## Begin Source material

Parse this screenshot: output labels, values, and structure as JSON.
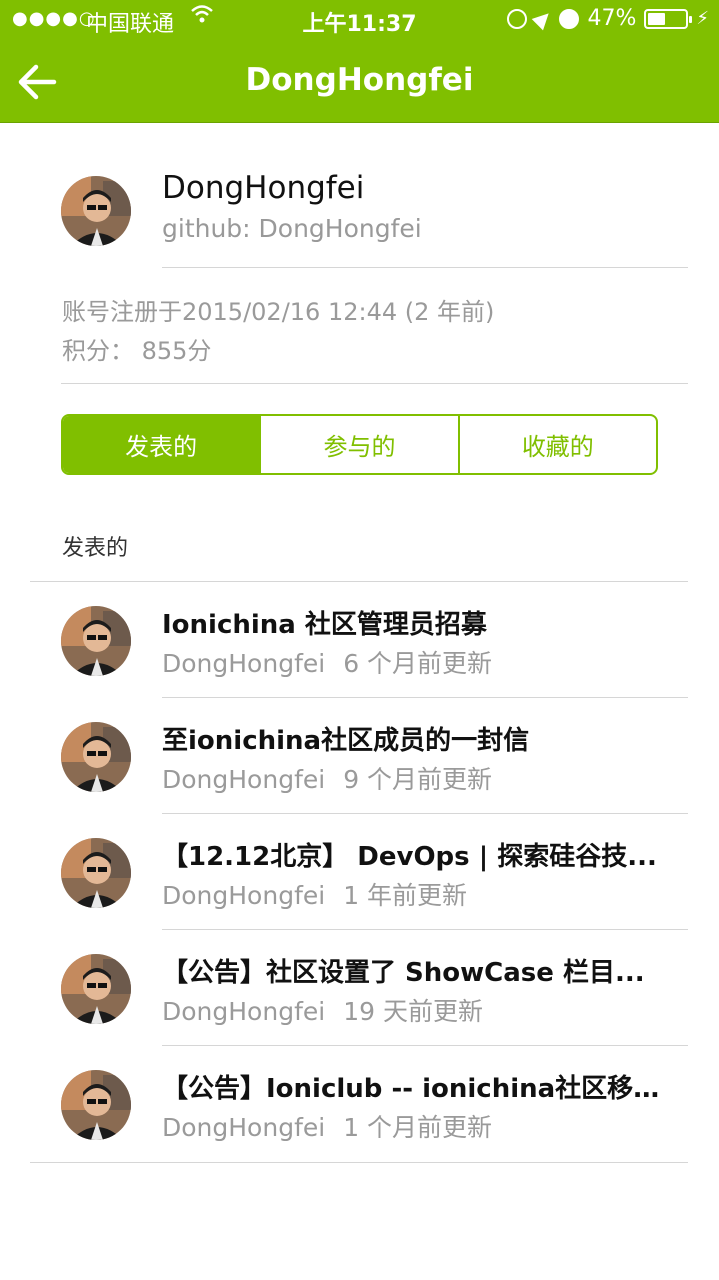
{
  "status_bar": {
    "signal": "●●●●○",
    "carrier": "中国联通",
    "time": "上午11:37",
    "battery": "47%",
    "battery_level": 0.47
  },
  "nav": {
    "title": "DongHongfei",
    "back_icon": "arrow-left-icon"
  },
  "profile": {
    "name": "DongHongfei",
    "github": "github: DongHongfei",
    "registered": "账号注册于2015/02/16 12:44 (2 年前)",
    "score": "积分： 855分"
  },
  "tabs": [
    {
      "label": "发表的",
      "active": true
    },
    {
      "label": "参与的",
      "active": false
    },
    {
      "label": "收藏的",
      "active": false
    }
  ],
  "section_title": "发表的",
  "topics": [
    {
      "title": "Ionichina 社区管理员招募",
      "author": "DongHongfei",
      "time": "6 个月前更新"
    },
    {
      "title": "至ionichina社区成员的一封信",
      "author": "DongHongfei",
      "time": "9 个月前更新"
    },
    {
      "title": "【12.12北京】 DevOps | 探索硅谷技...",
      "author": "DongHongfei",
      "time": "1 年前更新"
    },
    {
      "title": "【公告】社区设置了 ShowCase 栏目...",
      "author": "DongHongfei",
      "time": "19 天前更新"
    },
    {
      "title": "【公告】Ioniclub -- ionichina社区移...",
      "author": "DongHongfei",
      "time": "1 个月前更新"
    }
  ],
  "colors": {
    "accent": "#80bf00",
    "text_muted": "#9a9a9a"
  }
}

## End Source material

Written problem:
Make a list of all lines in the data that contain "time".

The output:
    "time": "上午11:37",
      "time": "6 个月前更新"
      "time": "9 个月前更新"
      "time": "1 年前更新"
      "time": "19 天前更新"
      "time": "1 个月前更新"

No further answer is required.